(Short problem) Count every line below that contains "semaines", then state the total with no other output.

[Stored data entries]
◇ ◇ ◇ ◇ ◇
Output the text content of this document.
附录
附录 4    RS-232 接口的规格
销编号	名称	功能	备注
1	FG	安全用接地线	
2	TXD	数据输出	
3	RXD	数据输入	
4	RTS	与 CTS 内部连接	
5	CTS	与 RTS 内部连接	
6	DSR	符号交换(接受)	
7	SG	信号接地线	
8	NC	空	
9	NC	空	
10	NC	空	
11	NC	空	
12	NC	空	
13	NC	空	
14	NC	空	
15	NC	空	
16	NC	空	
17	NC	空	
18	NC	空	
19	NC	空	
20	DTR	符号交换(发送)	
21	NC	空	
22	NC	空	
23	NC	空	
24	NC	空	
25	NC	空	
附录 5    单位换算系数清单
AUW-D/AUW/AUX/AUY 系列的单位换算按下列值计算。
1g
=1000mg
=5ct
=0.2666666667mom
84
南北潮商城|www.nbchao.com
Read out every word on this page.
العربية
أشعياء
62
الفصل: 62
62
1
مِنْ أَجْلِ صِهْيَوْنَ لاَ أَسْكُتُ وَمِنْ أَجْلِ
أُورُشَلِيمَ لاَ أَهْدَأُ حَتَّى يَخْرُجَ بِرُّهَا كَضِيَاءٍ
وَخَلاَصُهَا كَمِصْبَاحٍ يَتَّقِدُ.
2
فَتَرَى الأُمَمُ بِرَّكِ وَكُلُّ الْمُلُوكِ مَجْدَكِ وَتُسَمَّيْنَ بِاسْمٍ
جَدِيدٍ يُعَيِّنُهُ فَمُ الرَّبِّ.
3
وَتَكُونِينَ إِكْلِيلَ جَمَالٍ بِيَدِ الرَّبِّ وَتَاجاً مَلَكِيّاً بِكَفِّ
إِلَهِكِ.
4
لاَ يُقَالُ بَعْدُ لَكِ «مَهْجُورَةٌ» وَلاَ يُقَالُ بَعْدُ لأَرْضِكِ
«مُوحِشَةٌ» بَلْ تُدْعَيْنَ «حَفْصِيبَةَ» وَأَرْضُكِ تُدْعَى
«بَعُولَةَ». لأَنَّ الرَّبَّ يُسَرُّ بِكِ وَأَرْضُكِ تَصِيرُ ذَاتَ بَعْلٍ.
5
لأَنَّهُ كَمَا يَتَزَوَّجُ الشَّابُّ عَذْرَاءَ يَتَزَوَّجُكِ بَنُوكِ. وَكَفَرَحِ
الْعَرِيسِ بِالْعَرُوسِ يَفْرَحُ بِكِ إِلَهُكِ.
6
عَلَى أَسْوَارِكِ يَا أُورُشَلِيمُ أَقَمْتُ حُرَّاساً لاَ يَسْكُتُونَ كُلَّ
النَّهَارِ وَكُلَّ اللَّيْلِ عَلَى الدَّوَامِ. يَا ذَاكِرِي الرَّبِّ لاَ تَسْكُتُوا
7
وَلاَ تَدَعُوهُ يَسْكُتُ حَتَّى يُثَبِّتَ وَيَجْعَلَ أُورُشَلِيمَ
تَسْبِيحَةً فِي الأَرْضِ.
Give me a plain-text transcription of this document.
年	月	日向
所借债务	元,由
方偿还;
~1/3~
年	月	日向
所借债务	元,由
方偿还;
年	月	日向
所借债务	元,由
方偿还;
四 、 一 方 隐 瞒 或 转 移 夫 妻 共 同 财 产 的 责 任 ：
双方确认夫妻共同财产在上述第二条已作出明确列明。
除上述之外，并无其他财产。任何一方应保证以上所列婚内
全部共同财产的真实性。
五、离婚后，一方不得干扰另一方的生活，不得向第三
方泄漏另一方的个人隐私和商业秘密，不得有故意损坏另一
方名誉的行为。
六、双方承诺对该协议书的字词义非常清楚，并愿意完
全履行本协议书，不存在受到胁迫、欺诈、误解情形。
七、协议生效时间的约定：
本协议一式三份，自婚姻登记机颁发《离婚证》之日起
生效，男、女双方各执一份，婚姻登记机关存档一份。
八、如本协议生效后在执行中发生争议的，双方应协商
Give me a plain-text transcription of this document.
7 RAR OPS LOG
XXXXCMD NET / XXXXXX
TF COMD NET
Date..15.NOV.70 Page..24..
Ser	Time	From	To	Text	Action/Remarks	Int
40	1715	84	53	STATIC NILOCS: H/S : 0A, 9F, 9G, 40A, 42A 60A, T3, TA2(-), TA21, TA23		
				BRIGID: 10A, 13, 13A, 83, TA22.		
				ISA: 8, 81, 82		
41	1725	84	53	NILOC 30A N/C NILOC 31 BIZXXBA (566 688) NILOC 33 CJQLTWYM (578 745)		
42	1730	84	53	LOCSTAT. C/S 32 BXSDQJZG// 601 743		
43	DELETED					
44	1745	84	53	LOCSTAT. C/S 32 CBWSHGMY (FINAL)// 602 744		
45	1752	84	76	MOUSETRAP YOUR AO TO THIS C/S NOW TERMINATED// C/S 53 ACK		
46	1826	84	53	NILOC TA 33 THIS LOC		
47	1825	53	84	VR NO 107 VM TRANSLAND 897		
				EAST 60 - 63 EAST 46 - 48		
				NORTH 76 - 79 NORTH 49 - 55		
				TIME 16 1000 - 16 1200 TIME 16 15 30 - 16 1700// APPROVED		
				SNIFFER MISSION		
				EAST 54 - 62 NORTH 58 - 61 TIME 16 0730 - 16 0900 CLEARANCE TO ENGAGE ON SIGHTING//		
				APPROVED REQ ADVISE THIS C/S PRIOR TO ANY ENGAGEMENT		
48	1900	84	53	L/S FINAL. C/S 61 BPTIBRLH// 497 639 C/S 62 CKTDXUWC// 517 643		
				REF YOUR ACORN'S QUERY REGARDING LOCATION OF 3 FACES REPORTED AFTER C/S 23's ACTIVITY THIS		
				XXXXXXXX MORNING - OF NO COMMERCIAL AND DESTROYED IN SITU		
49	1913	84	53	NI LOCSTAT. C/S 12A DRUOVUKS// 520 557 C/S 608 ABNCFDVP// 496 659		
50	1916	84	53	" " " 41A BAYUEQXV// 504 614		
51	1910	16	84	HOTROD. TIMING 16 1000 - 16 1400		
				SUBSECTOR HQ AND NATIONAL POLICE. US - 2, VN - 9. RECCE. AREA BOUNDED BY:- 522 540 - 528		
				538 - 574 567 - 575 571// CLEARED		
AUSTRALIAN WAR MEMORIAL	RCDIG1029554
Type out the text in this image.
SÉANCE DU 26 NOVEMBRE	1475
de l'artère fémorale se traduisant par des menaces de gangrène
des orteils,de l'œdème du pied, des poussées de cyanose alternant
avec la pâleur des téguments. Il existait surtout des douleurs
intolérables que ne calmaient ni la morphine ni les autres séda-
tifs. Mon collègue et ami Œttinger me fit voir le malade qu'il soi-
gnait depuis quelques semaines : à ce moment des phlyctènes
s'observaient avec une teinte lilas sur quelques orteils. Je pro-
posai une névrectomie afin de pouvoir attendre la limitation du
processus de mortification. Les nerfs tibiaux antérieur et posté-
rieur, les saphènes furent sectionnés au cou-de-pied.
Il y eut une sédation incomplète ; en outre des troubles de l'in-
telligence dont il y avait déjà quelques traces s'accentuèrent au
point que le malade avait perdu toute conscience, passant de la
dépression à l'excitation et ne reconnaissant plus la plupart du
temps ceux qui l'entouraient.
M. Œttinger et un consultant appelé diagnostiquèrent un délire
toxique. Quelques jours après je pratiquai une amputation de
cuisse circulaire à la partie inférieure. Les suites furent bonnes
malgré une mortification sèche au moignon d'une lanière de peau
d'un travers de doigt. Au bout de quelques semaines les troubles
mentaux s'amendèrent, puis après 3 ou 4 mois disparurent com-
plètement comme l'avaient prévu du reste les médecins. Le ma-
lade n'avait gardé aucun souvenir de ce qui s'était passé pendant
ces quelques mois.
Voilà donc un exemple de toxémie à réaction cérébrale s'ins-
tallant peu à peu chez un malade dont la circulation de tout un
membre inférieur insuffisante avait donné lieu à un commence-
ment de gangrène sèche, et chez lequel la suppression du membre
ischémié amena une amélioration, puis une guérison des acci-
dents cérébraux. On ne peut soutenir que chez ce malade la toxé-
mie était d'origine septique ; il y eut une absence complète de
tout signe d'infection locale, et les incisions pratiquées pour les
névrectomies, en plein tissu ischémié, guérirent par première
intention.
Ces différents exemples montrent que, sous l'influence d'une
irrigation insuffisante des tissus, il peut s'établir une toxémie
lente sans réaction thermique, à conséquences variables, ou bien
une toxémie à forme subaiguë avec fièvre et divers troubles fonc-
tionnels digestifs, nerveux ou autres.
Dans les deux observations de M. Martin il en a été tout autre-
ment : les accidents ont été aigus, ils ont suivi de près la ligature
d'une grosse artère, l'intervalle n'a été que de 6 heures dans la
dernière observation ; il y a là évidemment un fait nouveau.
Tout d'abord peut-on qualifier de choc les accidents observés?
◇ ◇ ◇ ◇ ◇
(Answer to this problem) 2